RECORD LIST
════════
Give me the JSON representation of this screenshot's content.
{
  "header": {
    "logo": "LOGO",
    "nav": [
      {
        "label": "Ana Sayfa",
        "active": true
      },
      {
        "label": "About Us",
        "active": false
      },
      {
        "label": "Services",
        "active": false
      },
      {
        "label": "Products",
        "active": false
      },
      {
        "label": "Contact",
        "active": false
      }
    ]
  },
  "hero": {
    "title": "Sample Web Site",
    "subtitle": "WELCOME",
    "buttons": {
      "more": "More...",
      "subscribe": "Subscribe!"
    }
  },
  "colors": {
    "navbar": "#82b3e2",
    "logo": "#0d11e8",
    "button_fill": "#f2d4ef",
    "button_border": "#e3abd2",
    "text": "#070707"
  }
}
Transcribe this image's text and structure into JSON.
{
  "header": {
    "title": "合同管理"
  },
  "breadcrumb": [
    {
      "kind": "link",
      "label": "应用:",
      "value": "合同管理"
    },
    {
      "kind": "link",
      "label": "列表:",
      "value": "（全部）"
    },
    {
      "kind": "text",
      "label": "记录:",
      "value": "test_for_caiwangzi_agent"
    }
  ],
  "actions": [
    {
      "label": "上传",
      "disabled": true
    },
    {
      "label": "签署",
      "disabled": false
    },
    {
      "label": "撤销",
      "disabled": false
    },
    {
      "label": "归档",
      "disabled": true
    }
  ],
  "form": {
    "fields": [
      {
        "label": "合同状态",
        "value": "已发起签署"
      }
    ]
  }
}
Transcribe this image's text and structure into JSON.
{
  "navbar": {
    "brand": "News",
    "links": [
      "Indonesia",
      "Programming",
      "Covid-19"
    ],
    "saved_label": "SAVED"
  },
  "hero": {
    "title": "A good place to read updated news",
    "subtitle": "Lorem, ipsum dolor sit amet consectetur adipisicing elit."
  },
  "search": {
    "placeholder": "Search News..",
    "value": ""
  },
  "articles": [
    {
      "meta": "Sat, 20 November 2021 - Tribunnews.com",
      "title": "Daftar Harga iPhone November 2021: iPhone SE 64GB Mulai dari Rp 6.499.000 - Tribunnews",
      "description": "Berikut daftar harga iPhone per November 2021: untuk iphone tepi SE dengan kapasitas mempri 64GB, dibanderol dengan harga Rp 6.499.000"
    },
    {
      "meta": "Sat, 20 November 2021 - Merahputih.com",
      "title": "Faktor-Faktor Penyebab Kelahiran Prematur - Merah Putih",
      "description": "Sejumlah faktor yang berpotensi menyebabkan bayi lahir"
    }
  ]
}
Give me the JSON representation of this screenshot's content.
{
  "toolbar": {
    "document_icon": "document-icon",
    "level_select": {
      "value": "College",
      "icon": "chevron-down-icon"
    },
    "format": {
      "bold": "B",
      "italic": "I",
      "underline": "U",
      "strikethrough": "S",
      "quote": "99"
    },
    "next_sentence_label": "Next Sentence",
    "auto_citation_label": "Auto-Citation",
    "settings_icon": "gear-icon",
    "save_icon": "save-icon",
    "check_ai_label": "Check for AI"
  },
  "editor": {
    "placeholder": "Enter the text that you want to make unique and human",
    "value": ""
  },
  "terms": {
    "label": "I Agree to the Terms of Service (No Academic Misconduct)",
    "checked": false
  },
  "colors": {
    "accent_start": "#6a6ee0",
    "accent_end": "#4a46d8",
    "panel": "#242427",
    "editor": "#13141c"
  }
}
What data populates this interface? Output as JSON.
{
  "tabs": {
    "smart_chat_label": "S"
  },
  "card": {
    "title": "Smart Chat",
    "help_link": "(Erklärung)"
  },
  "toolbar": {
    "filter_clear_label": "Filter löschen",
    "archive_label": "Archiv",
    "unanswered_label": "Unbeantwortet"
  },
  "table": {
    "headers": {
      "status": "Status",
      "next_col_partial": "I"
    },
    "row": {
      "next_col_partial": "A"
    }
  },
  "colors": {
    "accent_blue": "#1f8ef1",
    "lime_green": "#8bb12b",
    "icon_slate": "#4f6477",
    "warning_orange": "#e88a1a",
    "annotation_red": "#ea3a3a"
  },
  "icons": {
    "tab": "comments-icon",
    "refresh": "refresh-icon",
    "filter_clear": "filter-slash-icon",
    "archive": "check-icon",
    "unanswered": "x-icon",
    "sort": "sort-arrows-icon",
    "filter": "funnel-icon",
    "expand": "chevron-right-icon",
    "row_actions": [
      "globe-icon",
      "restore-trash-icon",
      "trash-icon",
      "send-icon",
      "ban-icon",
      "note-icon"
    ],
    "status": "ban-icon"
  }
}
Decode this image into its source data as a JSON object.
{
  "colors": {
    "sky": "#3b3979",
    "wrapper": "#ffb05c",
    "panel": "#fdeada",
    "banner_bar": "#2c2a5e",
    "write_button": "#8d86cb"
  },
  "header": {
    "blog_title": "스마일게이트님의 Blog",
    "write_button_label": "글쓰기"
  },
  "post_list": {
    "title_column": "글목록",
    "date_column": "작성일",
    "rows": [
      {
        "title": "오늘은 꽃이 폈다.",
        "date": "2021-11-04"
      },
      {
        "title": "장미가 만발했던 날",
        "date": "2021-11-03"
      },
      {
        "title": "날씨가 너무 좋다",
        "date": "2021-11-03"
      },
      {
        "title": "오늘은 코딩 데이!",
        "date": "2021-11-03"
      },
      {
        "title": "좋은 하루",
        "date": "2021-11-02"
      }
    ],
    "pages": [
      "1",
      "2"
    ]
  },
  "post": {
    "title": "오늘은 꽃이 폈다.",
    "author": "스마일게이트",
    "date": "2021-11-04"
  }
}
════════
TO BE DONE
Output each record precisely as given.

TASK OUTPUT
Give me the JSON representation of this screenshot's content.
{
  "header": {
    "logo": "LOGO",
    "nav": [
      {
        "label": "Ana Sayfa",
        "active": true
      },
      {
        "label": "About Us",
        "active": false
      },
      {
        "label": "Services",
        "active": false
      },
      {
        "label": "Products",
        "active": false
      },
      {
        "label": "Contact",
        "active": false
      }
    ]
  },
  "hero": {
    "title": "Sample Web Site",
    "subtitle": "WELCOME",
    "buttons": {
      "more": "More...",
      "subscribe": "Subscribe!"
    }
  },
  "colors": {
    "navbar": "#82b3e2",
    "logo": "#0d11e8",
    "button_fill": "#f2d4ef",
    "button_border": "#e3abd2",
    "text": "#070707"
  }
}
Transcribe this image's text and structure into JSON.
{
  "header": {
    "title": "合同管理"
  },
  "breadcrumb": [
    {
      "kind": "link",
      "label": "应用:",
      "value": "合同管理"
    },
    {
      "kind": "link",
      "label": "列表:",
      "value": "（全部）"
    },
    {
      "kind": "text",
      "label": "记录:",
      "value": "test_for_caiwangzi_agent"
    }
  ],
  "actions": [
    {
      "label": "上传",
      "disabled": true
    },
    {
      "label": "签署",
      "disabled": false
    },
    {
      "label": "撤销",
      "disabled": false
    },
    {
      "label": "归档",
      "disabled": true
    }
  ],
  "form": {
    "fields": [
      {
        "label": "合同状态",
        "value": "已发起签署"
      }
    ]
  }
}
Transcribe this image's text and structure into JSON.
{
  "navbar": {
    "brand": "News",
    "links": [
      "Indonesia",
      "Programming",
      "Covid-19"
    ],
    "saved_label": "SAVED"
  },
  "hero": {
    "title": "A good place to read updated news",
    "subtitle": "Lorem, ipsum dolor sit amet consectetur adipisicing elit."
  },
  "search": {
    "placeholder": "Search News..",
    "value": ""
  },
  "articles": [
    {
      "meta": "Sat, 20 November 2021 - Tribunnews.com",
      "title": "Daftar Harga iPhone November 2021: iPhone SE 64GB Mulai dari Rp 6.499.000 - Tribunnews",
      "description": "Berikut daftar harga iPhone per November 2021: untuk iphone tepi SE dengan kapasitas mempri 64GB, dibanderol dengan harga Rp 6.499.000"
    },
    {
      "meta": "Sat, 20 November 2021 - Merahputih.com",
      "title": "Faktor-Faktor Penyebab Kelahiran Prematur - Merah Putih",
      "description": "Sejumlah faktor yang berpotensi menyebabkan bayi lahir"
    }
  ]
}
Give me the JSON representation of this screenshot's content.
{
  "toolbar": {
    "document_icon": "document-icon",
    "level_select": {
      "value": "College",
      "icon": "chevron-down-icon"
    },
    "format": {
      "bold": "B",
      "italic": "I",
      "underline": "U",
      "strikethrough": "S",
      "quote": "99"
    },
    "next_sentence_label": "Next Sentence",
    "auto_citation_label": "Auto-Citation",
    "settings_icon": "gear-icon",
    "save_icon": "save-icon",
    "check_ai_label": "Check for AI"
  },
  "editor": {
    "placeholder": "Enter the text that you want to make unique and human",
    "value": ""
  },
  "terms": {
    "label": "I Agree to the Terms of Service (No Academic Misconduct)",
    "checked": false
  },
  "colors": {
    "accent_start": "#6a6ee0",
    "accent_end": "#4a46d8",
    "panel": "#242427",
    "editor": "#13141c"
  }
}
What data populates this interface? Output as JSON.
{
  "tabs": {
    "smart_chat_label": "S"
  },
  "card": {
    "title": "Smart Chat",
    "help_link": "(Erklärung)"
  },
  "toolbar": {
    "filter_clear_label": "Filter löschen",
    "archive_label": "Archiv",
    "unanswered_label": "Unbeantwortet"
  },
  "table": {
    "headers": {
      "status": "Status",
      "next_col_partial": "I"
    },
    "row": {
      "next_col_partial": "A"
    }
  },
  "colors": {
    "accent_blue": "#1f8ef1",
    "lime_green": "#8bb12b",
    "icon_slate": "#4f6477",
    "warning_orange": "#e88a1a",
    "annotation_red": "#ea3a3a"
  },
  "icons": {
    "tab": "comments-icon",
    "refresh": "refresh-icon",
    "filter_clear": "filter-slash-icon",
    "archive": "check-icon",
    "unanswered": "x-icon",
    "sort": "sort-arrows-icon",
    "filter": "funnel-icon",
    "expand": "chevron-right-icon",
    "row_actions": [
      "globe-icon",
      "restore-trash-icon",
      "trash-icon",
      "send-icon",
      "ban-icon",
      "note-icon"
    ],
    "status": "ban-icon"
  }
}
Decode this image into its source data as a JSON object.
{
  "colors": {
    "sky": "#3b3979",
    "wrapper": "#ffb05c",
    "panel": "#fdeada",
    "banner_bar": "#2c2a5e",
    "write_button": "#8d86cb"
  },
  "header": {
    "blog_title": "스마일게이트님의 Blog",
    "write_button_label": "글쓰기"
  },
  "post_list": {
    "title_column": "글목록",
    "date_column": "작성일",
    "rows": [
      {
        "title": "오늘은 꽃이 폈다.",
        "date": "2021-11-04"
      },
      {
        "title": "장미가 만발했던 날",
        "date": "2021-11-03"
      },
      {
        "title": "날씨가 너무 좋다",
        "date": "2021-11-03"
      },
      {
        "title": "오늘은 코딩 데이!",
        "date": "2021-11-03"
      },
      {
        "title": "좋은 하루",
        "date": "2021-11-02"
      }
    ],
    "pages": [
      "1",
      "2"
    ]
  },
  "post": {
    "title": "오늘은 꽃이 폈다.",
    "author": "스마일게이트",
    "date": "2021-11-04"
  }
}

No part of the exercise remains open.